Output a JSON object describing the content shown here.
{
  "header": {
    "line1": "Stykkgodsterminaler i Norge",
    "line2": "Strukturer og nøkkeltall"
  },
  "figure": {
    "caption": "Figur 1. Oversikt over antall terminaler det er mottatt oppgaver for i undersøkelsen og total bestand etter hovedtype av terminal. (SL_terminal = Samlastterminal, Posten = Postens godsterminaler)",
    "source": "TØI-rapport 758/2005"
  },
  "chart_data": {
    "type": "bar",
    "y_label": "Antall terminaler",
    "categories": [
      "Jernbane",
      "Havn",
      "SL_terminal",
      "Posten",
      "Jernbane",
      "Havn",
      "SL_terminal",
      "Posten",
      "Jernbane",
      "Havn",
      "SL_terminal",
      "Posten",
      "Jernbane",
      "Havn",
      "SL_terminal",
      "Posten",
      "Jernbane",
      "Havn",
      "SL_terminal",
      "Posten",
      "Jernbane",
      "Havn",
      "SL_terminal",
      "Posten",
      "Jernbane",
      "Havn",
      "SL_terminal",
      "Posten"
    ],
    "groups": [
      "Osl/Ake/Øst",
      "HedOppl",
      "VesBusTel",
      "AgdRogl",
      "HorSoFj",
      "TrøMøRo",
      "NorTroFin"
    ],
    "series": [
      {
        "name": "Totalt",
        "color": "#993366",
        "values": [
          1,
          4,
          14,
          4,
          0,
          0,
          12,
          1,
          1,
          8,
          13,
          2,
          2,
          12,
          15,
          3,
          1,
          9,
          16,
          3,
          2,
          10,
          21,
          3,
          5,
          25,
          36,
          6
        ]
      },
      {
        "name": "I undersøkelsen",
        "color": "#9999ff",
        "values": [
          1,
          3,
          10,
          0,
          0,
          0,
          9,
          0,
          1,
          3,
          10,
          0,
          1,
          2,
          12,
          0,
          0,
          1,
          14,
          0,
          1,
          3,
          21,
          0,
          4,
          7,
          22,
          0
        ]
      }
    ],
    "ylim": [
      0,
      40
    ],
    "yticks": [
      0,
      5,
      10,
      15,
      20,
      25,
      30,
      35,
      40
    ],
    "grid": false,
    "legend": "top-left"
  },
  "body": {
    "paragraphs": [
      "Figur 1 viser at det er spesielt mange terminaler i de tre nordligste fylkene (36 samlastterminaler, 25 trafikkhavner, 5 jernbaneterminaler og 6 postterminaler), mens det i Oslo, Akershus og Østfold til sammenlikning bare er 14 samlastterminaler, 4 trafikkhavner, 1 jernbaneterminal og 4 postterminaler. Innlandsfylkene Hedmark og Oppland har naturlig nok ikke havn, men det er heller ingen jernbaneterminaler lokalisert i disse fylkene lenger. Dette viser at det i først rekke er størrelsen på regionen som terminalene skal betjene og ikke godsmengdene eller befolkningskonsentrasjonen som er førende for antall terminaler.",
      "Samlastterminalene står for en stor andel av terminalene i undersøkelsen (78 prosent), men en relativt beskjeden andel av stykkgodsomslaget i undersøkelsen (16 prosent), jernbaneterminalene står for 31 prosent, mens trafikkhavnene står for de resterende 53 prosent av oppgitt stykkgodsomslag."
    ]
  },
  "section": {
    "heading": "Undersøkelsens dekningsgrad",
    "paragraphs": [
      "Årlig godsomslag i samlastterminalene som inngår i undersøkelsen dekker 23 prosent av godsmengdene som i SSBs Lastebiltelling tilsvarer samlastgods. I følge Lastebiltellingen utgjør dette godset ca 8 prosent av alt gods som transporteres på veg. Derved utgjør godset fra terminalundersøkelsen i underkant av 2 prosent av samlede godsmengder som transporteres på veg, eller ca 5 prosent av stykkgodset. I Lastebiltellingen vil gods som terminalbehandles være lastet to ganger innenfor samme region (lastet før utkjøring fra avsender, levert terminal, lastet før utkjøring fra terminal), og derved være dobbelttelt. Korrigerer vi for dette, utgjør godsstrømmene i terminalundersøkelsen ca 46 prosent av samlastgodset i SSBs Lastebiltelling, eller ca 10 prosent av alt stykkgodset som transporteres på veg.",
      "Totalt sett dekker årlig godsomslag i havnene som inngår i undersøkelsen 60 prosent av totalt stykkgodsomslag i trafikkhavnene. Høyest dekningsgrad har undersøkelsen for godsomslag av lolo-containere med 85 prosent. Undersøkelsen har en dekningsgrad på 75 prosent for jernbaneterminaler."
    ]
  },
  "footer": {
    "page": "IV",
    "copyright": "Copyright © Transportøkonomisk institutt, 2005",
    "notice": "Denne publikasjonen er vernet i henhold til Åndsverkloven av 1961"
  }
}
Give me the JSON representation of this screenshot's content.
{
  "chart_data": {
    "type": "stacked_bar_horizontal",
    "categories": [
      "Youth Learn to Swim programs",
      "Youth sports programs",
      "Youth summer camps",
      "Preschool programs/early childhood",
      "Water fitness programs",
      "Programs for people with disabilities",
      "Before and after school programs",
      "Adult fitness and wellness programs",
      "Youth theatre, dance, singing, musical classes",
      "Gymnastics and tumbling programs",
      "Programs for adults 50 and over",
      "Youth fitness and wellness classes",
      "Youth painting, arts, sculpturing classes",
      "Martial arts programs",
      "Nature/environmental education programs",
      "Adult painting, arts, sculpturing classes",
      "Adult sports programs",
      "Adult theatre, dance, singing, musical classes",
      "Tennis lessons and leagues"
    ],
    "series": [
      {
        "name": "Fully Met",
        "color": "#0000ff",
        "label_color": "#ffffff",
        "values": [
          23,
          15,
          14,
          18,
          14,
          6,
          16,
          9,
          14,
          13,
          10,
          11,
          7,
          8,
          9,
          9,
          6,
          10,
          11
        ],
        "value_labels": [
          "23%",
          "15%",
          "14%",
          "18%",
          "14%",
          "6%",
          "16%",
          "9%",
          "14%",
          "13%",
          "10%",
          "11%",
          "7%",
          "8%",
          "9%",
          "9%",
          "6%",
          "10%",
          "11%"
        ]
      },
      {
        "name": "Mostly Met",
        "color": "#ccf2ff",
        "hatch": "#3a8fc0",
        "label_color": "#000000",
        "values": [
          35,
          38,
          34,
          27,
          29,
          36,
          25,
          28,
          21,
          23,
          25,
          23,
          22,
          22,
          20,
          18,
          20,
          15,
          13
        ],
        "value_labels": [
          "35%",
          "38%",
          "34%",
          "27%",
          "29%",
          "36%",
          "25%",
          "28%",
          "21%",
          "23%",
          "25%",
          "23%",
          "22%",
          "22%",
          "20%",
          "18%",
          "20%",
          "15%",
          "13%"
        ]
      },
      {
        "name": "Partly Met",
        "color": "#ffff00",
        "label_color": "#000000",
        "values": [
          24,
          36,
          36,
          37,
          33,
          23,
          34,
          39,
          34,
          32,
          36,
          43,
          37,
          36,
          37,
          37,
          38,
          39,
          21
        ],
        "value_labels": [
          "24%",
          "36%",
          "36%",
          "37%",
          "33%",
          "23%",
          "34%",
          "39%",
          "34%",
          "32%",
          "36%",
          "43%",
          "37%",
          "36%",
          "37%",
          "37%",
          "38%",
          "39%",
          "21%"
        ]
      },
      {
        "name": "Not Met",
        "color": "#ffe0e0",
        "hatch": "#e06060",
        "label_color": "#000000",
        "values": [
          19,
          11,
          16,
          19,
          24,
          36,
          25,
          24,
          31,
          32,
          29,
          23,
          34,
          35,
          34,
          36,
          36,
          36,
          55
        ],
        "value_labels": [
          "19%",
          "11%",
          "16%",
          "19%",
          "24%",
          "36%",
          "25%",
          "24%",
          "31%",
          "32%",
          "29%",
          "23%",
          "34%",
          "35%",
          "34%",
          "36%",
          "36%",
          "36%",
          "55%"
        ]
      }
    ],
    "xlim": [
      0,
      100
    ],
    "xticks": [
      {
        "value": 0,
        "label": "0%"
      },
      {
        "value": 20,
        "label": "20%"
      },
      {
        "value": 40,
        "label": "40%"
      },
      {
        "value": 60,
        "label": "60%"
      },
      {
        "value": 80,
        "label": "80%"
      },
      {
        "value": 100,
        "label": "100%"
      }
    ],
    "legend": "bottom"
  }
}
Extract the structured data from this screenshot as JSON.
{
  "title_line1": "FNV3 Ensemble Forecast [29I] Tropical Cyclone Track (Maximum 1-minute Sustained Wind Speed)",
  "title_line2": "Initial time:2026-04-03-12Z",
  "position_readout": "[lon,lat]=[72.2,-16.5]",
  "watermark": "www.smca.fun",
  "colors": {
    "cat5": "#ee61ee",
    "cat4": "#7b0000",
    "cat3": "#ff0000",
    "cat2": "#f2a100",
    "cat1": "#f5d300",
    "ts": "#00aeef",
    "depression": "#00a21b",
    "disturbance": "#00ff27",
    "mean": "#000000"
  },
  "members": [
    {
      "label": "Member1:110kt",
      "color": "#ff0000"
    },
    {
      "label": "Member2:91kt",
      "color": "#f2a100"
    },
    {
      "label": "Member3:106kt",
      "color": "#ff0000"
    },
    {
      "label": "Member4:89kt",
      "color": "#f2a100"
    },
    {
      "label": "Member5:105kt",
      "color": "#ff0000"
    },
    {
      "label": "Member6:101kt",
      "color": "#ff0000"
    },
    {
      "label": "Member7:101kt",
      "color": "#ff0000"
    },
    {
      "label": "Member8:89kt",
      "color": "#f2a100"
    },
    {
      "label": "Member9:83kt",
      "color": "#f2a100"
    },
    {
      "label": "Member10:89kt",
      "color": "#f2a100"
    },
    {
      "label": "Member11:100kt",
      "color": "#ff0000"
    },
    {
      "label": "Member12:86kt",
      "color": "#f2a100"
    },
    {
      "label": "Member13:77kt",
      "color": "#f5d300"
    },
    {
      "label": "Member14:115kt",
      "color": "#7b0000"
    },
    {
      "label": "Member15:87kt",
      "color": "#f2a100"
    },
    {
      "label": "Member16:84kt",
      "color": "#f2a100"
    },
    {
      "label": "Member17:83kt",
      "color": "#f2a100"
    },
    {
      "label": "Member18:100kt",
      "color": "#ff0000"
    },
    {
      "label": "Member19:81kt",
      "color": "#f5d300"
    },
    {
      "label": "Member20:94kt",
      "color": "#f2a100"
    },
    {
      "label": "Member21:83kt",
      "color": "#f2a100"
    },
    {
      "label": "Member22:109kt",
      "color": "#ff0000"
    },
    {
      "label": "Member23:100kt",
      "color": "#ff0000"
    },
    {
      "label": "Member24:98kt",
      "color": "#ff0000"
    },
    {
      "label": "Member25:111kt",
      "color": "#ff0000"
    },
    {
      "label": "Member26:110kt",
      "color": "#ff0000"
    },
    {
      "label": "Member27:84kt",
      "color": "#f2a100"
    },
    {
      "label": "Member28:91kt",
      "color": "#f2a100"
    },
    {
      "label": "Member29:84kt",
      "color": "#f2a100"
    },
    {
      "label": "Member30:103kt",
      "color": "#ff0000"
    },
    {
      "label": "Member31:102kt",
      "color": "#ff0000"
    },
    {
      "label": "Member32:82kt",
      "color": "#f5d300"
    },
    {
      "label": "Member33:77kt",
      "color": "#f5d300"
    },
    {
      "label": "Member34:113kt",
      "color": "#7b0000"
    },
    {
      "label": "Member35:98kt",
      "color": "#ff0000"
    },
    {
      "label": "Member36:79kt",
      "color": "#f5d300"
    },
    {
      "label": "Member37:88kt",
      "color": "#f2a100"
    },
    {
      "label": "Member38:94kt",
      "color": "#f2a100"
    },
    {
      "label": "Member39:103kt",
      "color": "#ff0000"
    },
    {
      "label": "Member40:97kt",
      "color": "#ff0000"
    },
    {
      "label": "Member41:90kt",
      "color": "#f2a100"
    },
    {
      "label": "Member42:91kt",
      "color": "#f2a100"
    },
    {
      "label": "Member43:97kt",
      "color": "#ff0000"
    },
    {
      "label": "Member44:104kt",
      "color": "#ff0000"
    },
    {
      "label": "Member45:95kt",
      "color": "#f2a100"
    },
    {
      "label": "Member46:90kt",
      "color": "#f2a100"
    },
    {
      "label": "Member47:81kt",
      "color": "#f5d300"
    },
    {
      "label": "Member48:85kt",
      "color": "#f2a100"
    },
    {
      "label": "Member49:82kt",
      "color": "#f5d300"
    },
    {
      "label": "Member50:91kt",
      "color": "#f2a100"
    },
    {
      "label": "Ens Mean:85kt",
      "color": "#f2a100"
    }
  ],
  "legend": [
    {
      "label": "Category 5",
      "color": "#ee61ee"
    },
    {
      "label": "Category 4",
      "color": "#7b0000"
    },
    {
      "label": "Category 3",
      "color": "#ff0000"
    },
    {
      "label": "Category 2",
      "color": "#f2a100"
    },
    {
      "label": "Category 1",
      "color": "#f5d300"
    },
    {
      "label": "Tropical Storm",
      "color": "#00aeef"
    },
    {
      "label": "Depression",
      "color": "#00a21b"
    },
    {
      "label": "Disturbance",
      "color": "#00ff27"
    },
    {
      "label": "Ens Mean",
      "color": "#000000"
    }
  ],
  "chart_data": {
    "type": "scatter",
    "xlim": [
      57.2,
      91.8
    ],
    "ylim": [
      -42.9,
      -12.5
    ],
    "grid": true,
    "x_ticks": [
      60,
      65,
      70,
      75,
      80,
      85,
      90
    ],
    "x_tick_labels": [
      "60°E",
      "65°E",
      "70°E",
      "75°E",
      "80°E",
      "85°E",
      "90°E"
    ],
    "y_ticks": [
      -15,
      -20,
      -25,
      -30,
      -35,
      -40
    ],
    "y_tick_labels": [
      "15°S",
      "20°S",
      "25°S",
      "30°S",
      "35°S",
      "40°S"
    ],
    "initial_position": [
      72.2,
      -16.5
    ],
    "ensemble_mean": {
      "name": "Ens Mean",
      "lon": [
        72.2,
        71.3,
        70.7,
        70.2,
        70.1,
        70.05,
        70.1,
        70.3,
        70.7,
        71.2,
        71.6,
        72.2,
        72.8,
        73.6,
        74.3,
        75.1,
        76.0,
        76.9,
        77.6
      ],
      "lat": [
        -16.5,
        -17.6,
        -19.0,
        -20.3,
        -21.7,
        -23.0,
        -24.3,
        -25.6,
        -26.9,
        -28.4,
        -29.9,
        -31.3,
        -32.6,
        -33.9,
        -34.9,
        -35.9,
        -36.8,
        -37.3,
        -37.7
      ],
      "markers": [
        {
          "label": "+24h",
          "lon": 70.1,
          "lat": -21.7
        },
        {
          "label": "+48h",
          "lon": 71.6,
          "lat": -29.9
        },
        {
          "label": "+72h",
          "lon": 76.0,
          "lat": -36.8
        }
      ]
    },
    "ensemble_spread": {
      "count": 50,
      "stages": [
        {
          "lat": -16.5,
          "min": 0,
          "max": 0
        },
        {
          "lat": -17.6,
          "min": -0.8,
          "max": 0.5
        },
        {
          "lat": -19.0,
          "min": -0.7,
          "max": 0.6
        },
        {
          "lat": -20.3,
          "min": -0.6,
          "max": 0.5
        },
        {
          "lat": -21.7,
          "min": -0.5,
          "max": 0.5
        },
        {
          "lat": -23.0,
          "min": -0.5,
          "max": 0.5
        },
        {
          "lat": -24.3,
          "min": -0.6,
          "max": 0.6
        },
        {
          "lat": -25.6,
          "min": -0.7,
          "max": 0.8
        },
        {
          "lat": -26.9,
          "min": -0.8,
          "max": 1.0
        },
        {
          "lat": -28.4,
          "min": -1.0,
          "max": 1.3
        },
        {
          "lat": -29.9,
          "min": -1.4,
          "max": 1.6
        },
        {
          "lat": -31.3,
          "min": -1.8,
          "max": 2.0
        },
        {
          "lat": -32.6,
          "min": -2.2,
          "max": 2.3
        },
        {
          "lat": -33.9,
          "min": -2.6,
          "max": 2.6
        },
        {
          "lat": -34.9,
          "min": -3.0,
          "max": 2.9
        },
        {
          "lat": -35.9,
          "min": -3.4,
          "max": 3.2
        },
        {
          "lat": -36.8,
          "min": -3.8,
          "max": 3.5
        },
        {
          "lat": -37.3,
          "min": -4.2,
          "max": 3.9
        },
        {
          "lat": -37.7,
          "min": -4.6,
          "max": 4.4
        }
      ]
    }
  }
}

┄┄┄┄┄┄

▶ _Work to be completed_: From the entries above, copy each line holding "this".

▶ _Answer for the task_:
Give me the JSON representation of this screenshot's content.
Extract the structured data from this screenshot as JSON.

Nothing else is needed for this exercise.